REQUEST:
Of the lines in the records that follow, how many include the word "this"? Answer with a bare number.

[Entries from a dataset]
■ ■ ■
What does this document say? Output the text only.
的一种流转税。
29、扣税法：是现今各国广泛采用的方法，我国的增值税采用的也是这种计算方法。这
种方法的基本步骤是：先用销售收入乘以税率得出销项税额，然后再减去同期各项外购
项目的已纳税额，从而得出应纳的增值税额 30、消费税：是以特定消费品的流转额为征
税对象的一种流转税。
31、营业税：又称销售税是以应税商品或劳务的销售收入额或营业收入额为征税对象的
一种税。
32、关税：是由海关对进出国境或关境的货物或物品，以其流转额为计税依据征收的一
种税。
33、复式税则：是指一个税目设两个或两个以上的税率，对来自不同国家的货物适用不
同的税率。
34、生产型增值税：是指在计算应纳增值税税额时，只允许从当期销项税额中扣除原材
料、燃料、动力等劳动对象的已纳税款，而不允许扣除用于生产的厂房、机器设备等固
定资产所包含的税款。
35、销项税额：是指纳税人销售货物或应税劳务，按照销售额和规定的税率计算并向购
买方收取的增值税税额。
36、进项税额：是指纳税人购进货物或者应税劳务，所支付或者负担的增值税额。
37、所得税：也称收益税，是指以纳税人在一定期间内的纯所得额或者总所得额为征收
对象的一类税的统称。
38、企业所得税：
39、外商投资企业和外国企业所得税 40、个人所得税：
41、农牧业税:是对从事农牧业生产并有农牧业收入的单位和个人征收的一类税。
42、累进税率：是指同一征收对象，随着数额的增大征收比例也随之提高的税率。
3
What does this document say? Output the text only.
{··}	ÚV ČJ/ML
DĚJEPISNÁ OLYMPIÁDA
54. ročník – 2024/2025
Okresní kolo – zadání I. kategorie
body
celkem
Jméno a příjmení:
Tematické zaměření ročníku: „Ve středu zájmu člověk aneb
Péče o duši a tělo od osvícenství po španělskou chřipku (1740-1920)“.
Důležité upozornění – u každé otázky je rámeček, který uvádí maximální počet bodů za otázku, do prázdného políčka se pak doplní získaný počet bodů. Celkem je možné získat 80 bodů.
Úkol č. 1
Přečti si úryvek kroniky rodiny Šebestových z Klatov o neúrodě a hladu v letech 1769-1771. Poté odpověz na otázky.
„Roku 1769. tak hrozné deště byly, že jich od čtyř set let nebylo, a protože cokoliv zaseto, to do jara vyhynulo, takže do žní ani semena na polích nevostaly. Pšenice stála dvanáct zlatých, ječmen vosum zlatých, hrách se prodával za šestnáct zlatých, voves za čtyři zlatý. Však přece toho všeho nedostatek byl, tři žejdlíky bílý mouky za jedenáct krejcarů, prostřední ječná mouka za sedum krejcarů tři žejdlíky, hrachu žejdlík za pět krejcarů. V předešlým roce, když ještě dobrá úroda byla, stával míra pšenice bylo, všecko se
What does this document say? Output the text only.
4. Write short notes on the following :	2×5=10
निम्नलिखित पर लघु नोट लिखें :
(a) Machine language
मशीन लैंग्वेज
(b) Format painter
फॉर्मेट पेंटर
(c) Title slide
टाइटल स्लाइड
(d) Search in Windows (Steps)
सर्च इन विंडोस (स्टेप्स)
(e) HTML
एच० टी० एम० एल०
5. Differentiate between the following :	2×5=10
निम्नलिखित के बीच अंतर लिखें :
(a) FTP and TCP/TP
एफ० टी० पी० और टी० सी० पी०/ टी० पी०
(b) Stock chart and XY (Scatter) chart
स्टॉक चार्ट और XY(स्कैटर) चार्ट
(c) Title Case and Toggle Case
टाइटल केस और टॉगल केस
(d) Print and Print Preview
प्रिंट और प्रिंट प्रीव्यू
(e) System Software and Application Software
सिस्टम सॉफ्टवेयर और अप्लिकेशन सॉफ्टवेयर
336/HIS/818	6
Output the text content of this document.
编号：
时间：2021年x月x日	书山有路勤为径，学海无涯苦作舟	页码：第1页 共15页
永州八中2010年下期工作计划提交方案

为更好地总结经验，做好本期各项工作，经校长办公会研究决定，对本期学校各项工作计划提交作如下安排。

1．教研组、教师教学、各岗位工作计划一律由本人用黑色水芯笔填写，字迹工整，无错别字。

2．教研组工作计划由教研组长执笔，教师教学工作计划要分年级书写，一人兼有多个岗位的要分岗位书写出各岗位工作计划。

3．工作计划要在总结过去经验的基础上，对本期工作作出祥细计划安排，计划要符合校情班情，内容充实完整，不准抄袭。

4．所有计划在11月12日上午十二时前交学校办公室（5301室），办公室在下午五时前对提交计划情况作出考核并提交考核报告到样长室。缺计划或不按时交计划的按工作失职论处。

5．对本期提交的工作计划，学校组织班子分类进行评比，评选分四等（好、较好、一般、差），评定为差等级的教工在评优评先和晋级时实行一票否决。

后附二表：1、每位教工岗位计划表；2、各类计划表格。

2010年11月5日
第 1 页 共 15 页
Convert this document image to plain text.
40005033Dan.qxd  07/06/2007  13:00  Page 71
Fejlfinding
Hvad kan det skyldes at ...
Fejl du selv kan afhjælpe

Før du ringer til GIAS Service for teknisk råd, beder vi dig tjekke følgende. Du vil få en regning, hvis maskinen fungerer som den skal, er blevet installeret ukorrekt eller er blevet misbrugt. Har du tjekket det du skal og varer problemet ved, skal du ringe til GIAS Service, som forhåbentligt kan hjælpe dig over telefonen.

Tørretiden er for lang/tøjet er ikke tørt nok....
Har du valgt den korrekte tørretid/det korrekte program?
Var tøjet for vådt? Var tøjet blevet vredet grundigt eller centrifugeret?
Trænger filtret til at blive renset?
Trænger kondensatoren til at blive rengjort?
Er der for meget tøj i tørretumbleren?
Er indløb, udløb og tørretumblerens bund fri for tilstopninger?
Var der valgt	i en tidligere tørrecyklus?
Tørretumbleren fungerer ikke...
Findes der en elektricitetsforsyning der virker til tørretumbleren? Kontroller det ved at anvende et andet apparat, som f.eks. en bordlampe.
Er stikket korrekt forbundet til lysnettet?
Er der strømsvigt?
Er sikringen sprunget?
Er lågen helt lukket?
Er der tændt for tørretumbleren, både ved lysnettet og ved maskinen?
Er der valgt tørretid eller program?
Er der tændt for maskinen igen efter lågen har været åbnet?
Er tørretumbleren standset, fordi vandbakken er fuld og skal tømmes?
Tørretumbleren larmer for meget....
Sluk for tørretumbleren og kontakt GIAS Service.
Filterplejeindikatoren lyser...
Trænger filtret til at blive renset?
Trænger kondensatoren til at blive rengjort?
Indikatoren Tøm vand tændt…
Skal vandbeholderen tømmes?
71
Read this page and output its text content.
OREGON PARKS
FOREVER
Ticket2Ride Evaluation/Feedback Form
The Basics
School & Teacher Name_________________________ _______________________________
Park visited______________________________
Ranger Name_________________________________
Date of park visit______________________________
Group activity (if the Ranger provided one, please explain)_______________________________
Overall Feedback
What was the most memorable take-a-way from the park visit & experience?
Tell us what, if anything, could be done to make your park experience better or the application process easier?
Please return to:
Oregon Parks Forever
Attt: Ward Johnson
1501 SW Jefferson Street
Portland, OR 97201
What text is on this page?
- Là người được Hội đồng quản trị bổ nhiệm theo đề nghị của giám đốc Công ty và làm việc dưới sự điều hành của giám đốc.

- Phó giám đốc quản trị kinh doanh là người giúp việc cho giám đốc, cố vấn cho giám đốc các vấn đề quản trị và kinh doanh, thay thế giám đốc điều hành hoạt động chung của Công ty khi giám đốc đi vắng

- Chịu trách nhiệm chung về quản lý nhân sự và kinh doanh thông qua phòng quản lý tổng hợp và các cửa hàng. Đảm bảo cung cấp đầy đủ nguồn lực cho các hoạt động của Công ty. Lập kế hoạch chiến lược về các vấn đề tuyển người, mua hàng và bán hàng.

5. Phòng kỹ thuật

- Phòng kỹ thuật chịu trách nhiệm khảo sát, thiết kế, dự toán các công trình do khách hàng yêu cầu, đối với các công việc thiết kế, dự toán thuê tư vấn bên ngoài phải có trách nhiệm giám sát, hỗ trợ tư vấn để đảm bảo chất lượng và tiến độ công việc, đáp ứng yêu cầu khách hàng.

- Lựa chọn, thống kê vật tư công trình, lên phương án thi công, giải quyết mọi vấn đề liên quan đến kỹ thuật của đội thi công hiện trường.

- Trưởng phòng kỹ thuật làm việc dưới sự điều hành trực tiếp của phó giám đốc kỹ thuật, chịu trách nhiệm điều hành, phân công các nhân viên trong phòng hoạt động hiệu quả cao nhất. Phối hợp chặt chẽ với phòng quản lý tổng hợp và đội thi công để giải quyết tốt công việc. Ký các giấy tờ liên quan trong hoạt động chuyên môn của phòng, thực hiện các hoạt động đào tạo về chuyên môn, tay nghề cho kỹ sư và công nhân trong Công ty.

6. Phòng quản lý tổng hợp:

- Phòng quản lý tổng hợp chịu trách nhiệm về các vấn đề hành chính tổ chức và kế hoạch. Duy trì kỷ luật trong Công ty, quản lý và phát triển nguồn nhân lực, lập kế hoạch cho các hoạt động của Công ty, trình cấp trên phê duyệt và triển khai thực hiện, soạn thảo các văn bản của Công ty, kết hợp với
■ ■ ■
EXPECTED ANSWER:
7